Start of The data

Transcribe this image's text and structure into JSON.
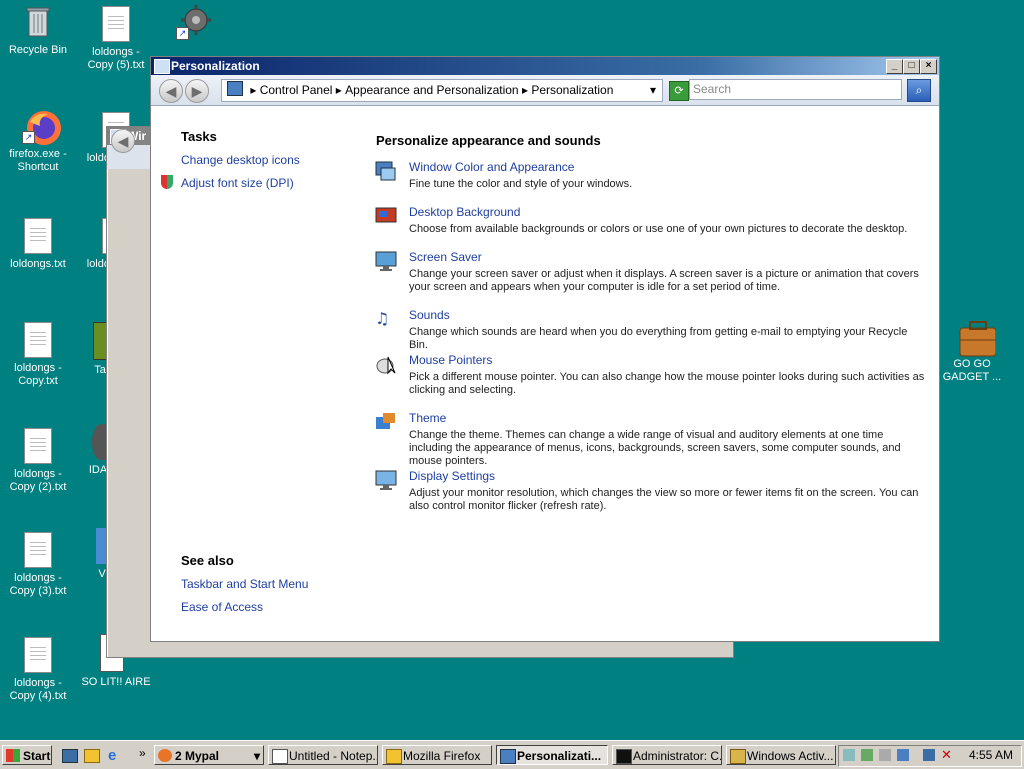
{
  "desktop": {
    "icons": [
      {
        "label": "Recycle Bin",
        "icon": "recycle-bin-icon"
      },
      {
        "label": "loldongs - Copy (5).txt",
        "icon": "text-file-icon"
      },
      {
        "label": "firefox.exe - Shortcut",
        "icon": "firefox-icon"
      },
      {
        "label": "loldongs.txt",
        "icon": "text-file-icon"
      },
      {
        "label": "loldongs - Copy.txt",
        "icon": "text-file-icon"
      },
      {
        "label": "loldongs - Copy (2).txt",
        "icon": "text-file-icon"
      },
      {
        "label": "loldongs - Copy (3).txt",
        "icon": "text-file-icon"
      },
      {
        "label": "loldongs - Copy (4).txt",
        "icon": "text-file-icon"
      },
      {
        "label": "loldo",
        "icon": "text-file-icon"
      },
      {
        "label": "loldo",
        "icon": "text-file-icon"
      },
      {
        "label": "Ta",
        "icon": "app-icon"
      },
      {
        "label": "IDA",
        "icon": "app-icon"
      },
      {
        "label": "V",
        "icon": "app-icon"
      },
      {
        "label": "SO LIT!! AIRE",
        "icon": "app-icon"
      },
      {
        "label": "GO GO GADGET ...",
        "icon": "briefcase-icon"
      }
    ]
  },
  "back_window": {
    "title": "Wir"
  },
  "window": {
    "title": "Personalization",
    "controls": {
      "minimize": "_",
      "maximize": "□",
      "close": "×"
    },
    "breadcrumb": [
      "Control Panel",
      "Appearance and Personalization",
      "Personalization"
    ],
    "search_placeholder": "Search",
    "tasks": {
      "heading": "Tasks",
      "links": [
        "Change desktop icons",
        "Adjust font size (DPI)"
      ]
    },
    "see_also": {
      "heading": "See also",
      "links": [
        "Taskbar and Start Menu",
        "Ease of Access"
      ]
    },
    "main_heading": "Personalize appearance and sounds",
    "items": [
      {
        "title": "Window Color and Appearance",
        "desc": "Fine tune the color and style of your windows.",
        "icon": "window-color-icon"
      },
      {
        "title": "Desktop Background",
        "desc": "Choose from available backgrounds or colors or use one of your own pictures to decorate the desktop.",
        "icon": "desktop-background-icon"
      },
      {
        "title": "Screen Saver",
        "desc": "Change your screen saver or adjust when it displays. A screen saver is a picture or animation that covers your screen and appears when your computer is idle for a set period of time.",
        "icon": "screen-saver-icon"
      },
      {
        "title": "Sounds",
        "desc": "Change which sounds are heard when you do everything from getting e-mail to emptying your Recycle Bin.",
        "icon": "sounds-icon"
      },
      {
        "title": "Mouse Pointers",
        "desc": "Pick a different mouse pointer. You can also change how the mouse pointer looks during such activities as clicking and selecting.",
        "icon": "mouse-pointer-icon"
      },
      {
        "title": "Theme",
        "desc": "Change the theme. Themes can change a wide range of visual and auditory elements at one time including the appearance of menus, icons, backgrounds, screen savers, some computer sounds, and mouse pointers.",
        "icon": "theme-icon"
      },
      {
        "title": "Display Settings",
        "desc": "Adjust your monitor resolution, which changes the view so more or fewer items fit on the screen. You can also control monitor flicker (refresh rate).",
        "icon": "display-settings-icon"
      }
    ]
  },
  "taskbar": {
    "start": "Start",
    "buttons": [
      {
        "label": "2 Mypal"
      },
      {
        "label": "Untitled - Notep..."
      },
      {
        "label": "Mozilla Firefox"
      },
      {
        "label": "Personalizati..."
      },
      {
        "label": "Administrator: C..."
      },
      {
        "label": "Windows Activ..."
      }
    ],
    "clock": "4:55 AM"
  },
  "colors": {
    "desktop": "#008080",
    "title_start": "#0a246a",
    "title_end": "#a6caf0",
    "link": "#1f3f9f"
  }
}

End of The data
Start of The data

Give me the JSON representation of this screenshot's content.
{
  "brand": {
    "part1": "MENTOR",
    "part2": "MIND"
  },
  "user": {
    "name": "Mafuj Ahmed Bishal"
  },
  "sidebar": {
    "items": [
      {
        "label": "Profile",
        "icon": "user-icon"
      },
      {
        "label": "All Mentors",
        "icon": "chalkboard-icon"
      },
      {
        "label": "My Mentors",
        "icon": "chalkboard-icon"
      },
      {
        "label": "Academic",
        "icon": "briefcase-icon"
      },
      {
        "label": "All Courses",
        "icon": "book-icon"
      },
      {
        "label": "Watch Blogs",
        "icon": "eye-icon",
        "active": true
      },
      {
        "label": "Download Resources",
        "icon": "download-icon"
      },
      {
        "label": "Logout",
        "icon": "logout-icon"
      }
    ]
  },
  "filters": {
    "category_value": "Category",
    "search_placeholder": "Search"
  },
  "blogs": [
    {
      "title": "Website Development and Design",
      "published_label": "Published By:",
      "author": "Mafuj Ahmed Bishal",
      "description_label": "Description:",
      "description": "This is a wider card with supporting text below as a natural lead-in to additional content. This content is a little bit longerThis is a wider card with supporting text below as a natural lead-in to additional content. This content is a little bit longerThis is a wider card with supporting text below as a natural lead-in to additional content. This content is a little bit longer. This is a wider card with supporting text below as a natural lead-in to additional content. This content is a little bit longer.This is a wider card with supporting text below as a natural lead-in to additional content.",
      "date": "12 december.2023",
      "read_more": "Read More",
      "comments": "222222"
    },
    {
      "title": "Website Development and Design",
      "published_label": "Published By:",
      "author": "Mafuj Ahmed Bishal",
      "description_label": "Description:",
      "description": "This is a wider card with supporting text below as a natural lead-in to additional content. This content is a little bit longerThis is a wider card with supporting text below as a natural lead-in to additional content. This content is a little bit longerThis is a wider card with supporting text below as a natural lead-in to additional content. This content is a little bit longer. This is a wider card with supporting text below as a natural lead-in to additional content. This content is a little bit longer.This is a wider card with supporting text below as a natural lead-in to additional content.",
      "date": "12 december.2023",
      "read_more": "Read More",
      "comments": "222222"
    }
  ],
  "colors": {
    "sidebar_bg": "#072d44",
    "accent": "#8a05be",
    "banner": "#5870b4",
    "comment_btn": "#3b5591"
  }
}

End of The data

_Exercise aim_: Your task is to report how many lines of the material include the string "backgrounds". Give the number and no other words.

_Exercise solution_: 2